▶ _Set exercise_
Identify, in the records below, every line where the string "Windows" appears, and copy each such line.

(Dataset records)

>> Begin

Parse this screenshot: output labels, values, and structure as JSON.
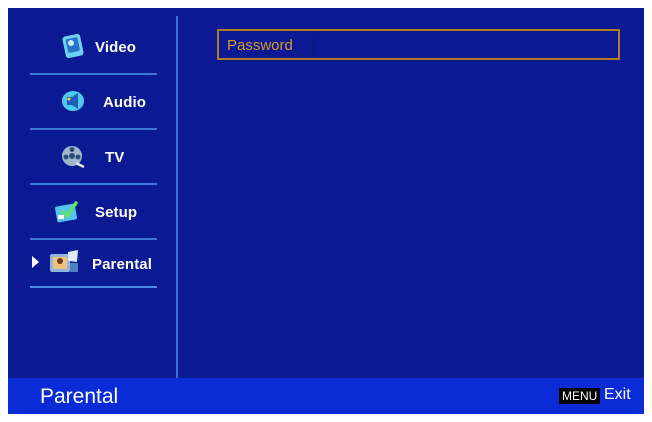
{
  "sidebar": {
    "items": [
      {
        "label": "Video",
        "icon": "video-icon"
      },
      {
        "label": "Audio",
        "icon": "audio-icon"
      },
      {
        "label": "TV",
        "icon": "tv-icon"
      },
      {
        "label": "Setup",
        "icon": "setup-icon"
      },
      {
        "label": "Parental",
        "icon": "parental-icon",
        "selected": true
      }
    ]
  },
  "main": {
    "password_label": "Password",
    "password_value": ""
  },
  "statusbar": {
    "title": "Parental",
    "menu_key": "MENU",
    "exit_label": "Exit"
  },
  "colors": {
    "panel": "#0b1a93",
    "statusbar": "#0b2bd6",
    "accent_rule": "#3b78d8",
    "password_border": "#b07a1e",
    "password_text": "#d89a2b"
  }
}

>> End
>> Begin

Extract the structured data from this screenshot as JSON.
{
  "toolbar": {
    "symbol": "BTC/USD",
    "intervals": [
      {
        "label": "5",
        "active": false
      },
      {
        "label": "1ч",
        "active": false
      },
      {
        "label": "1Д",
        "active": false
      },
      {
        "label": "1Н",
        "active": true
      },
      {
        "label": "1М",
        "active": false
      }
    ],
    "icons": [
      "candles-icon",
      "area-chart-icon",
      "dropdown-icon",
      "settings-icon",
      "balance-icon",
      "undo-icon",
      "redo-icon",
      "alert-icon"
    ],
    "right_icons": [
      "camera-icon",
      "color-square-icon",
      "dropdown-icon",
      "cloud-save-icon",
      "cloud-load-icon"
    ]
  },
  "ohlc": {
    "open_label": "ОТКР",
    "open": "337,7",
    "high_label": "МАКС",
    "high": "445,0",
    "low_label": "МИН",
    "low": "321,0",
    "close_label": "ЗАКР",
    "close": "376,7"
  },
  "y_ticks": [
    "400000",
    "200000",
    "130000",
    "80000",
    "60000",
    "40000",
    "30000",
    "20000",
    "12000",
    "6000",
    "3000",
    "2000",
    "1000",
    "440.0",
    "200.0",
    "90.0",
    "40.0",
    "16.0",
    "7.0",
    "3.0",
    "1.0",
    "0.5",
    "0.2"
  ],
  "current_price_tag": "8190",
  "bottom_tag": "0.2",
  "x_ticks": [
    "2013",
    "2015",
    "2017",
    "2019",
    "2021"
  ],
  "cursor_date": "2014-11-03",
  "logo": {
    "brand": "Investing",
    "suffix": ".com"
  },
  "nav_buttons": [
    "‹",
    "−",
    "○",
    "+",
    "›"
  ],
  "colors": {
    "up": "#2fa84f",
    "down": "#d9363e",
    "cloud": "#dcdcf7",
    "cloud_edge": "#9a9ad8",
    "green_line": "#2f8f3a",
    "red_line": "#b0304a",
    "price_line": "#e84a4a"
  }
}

>> End
>> Begin

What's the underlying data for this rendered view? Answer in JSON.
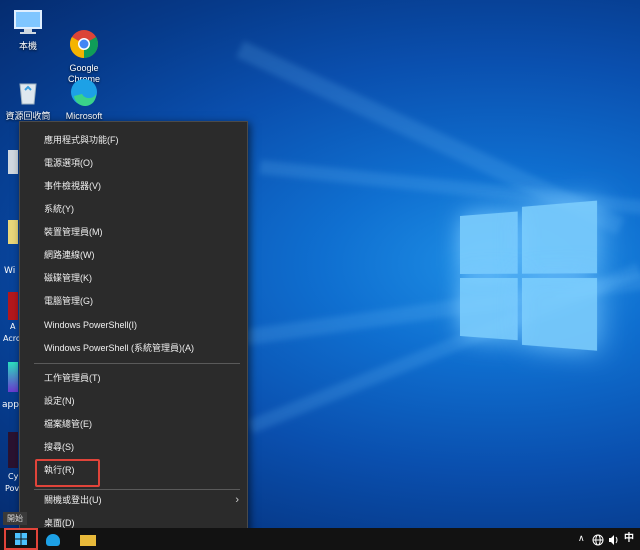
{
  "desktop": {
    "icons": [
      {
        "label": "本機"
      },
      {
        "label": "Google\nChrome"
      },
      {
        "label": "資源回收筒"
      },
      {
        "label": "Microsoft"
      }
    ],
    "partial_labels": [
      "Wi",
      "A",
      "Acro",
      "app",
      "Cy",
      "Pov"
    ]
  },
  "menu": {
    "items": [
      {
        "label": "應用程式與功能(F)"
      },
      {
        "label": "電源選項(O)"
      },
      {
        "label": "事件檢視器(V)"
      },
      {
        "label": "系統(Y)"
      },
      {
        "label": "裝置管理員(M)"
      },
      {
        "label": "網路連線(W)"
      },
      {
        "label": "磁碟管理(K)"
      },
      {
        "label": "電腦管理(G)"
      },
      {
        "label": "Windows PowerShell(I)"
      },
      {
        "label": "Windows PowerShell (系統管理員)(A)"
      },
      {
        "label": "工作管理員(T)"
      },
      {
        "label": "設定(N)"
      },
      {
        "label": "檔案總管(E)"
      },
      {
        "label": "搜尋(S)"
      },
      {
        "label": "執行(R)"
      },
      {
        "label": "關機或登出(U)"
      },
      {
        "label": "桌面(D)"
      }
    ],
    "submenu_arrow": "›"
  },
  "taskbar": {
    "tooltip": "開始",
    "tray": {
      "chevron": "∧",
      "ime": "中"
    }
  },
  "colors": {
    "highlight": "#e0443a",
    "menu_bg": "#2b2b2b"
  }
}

>> End

▶ _Expected answer_
        "label": "Windows PowerShell(I)"
        "label": "Windows PowerShell (系統管理員)(A)"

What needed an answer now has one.